MATERIAL —
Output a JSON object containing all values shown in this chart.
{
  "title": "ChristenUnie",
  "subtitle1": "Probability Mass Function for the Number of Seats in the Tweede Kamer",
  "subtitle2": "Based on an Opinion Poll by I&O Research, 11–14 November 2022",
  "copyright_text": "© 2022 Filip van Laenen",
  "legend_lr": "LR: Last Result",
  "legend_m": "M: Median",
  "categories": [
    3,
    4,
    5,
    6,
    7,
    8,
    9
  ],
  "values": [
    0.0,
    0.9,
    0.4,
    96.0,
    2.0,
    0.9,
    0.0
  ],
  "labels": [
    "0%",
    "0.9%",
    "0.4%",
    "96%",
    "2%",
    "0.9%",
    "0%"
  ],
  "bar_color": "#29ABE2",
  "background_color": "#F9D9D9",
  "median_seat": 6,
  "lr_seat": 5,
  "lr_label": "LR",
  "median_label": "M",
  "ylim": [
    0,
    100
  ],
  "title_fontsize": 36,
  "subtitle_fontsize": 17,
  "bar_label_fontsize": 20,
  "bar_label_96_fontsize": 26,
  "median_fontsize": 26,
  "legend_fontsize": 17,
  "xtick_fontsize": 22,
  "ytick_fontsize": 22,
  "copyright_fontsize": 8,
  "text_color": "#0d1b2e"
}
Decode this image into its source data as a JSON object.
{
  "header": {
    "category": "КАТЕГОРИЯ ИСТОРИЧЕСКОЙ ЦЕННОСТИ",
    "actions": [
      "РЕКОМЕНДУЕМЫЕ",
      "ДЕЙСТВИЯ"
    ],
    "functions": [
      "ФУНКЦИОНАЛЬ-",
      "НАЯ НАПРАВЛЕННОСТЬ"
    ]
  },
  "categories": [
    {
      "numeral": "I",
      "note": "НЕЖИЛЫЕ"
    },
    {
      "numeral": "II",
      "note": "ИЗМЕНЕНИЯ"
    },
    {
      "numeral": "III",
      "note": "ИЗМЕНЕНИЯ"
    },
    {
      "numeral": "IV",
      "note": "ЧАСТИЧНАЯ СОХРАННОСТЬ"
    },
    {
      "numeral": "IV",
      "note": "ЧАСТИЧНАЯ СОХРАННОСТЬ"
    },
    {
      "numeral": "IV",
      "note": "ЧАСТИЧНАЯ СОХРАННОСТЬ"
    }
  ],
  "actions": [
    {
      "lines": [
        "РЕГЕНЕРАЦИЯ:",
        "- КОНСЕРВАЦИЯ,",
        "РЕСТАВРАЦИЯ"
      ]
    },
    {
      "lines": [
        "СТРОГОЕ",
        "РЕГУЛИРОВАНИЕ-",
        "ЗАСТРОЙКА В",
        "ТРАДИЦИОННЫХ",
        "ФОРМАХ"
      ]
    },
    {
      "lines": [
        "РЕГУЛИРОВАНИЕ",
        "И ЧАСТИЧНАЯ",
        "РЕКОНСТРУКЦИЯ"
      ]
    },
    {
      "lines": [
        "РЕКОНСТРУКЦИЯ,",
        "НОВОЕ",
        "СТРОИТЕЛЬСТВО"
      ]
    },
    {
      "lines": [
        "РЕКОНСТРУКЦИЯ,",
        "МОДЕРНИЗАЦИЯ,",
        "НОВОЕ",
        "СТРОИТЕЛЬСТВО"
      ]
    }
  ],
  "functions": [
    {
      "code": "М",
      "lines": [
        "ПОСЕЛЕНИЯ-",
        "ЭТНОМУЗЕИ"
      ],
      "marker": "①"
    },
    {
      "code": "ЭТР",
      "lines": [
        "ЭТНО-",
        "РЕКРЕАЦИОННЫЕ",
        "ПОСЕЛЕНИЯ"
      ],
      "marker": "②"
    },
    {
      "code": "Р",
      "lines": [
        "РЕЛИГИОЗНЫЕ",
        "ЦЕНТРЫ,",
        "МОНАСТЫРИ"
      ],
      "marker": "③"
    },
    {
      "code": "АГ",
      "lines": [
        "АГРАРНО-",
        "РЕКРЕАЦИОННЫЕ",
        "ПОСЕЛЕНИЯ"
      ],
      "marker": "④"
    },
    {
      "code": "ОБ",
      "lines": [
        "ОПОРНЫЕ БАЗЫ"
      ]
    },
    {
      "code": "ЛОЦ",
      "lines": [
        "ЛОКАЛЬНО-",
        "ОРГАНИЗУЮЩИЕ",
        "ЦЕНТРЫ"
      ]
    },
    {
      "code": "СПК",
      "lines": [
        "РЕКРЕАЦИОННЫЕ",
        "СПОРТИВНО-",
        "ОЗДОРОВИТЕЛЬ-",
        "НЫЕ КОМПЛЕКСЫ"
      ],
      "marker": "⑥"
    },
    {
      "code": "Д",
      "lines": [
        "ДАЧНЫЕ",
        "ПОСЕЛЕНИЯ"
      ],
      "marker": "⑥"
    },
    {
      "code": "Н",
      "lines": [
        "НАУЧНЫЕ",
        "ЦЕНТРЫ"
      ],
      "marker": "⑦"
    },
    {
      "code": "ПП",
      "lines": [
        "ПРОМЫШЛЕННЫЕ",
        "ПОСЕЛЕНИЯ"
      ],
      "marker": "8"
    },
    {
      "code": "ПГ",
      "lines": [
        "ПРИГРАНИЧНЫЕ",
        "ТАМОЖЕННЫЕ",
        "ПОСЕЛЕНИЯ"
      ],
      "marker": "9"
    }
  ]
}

EXERCISE PROMPT —
Copy out the data shown above without altering anything.

RESULT BELOW —
Output a JSON object containing all values shown in this chart.
{
  "title": "ChristenUnie",
  "subtitle1": "Probability Mass Function for the Number of Seats in the Tweede Kamer",
  "subtitle2": "Based on an Opinion Poll by I&O Research, 11–14 November 2022",
  "copyright_text": "© 2022 Filip van Laenen",
  "legend_lr": "LR: Last Result",
  "legend_m": "M: Median",
  "categories": [
    3,
    4,
    5,
    6,
    7,
    8,
    9
  ],
  "values": [
    0.0,
    0.9,
    0.4,
    96.0,
    2.0,
    0.9,
    0.0
  ],
  "labels": [
    "0%",
    "0.9%",
    "0.4%",
    "96%",
    "2%",
    "0.9%",
    "0%"
  ],
  "bar_color": "#29ABE2",
  "background_color": "#F9D9D9",
  "median_seat": 6,
  "lr_seat": 5,
  "lr_label": "LR",
  "median_label": "M",
  "ylim": [
    0,
    100
  ],
  "title_fontsize": 36,
  "subtitle_fontsize": 17,
  "bar_label_fontsize": 20,
  "bar_label_96_fontsize": 26,
  "median_fontsize": 26,
  "legend_fontsize": 17,
  "xtick_fontsize": 22,
  "ytick_fontsize": 22,
  "copyright_fontsize": 8,
  "text_color": "#0d1b2e"
}
Decode this image into its source data as a JSON object.
{
  "header": {
    "category": "КАТЕГОРИЯ ИСТОРИЧЕСКОЙ ЦЕННОСТИ",
    "actions": [
      "РЕКОМЕНДУЕМЫЕ",
      "ДЕЙСТВИЯ"
    ],
    "functions": [
      "ФУНКЦИОНАЛЬ-",
      "НАЯ НАПРАВЛЕННОСТЬ"
    ]
  },
  "categories": [
    {
      "numeral": "I",
      "note": "НЕЖИЛЫЕ"
    },
    {
      "numeral": "II",
      "note": "ИЗМЕНЕНИЯ"
    },
    {
      "numeral": "III",
      "note": "ИЗМЕНЕНИЯ"
    },
    {
      "numeral": "IV",
      "note": "ЧАСТИЧНАЯ СОХРАННОСТЬ"
    },
    {
      "numeral": "IV",
      "note": "ЧАСТИЧНАЯ СОХРАННОСТЬ"
    },
    {
      "numeral": "IV",
      "note": "ЧАСТИЧНАЯ СОХРАННОСТЬ"
    }
  ],
  "actions": [
    {
      "lines": [
        "РЕГЕНЕРАЦИЯ:",
        "- КОНСЕРВАЦИЯ,",
        "РЕСТАВРАЦИЯ"
      ]
    },
    {
      "lines": [
        "СТРОГОЕ",
        "РЕГУЛИРОВАНИЕ-",
        "ЗАСТРОЙКА В",
        "ТРАДИЦИОННЫХ",
        "ФОРМАХ"
      ]
    },
    {
      "lines": [
        "РЕГУЛИРОВАНИЕ",
        "И ЧАСТИЧНАЯ",
        "РЕКОНСТРУКЦИЯ"
      ]
    },
    {
      "lines": [
        "РЕКОНСТРУКЦИЯ,",
        "НОВОЕ",
        "СТРОИТЕЛЬСТВО"
      ]
    },
    {
      "lines": [
        "РЕКОНСТРУКЦИЯ,",
        "МОДЕРНИЗАЦИЯ,",
        "НОВОЕ",
        "СТРОИТЕЛЬСТВО"
      ]
    }
  ],
  "functions": [
    {
      "code": "М",
      "lines": [
        "ПОСЕЛЕНИЯ-",
        "ЭТНОМУЗЕИ"
      ],
      "marker": "①"
    },
    {
      "code": "ЭТР",
      "lines": [
        "ЭТНО-",
        "РЕКРЕАЦИОННЫЕ",
        "ПОСЕЛЕНИЯ"
      ],
      "marker": "②"
    },
    {
      "code": "Р",
      "lines": [
        "РЕЛИГИОЗНЫЕ",
        "ЦЕНТРЫ,",
        "МОНАСТЫРИ"
      ],
      "marker": "③"
    },
    {
      "code": "АГ",
      "lines": [
        "АГРАРНО-",
        "РЕКРЕАЦИОННЫЕ",
        "ПОСЕЛЕНИЯ"
      ],
      "marker": "④"
    },
    {
      "code": "ОБ",
      "lines": [
        "ОПОРНЫЕ БАЗЫ"
      ]
    },
    {
      "code": "ЛОЦ",
      "lines": [
        "ЛОКАЛЬНО-",
        "ОРГАНИЗУЮЩИЕ",
        "ЦЕНТРЫ"
      ]
    },
    {
      "code": "СПК",
      "lines": [
        "РЕКРЕАЦИОННЫЕ",
        "СПОРТИВНО-",
        "ОЗДОРОВИТЕЛЬ-",
        "НЫЕ КОМПЛЕКСЫ"
      ],
      "marker": "⑥"
    },
    {
      "code": "Д",
      "lines": [
        "ДАЧНЫЕ",
        "ПОСЕЛЕНИЯ"
      ],
      "marker": "⑥"
    },
    {
      "code": "Н",
      "lines": [
        "НАУЧНЫЕ",
        "ЦЕНТРЫ"
      ],
      "marker": "⑦"
    },
    {
      "code": "ПП",
      "lines": [
        "ПРОМЫШЛЕННЫЕ",
        "ПОСЕЛЕНИЯ"
      ],
      "marker": "8"
    },
    {
      "code": "ПГ",
      "lines": [
        "ПРИГРАНИЧНЫЕ",
        "ТАМОЖЕННЫЕ",
        "ПОСЕЛЕНИЯ"
      ],
      "marker": "9"
    }
  ]
}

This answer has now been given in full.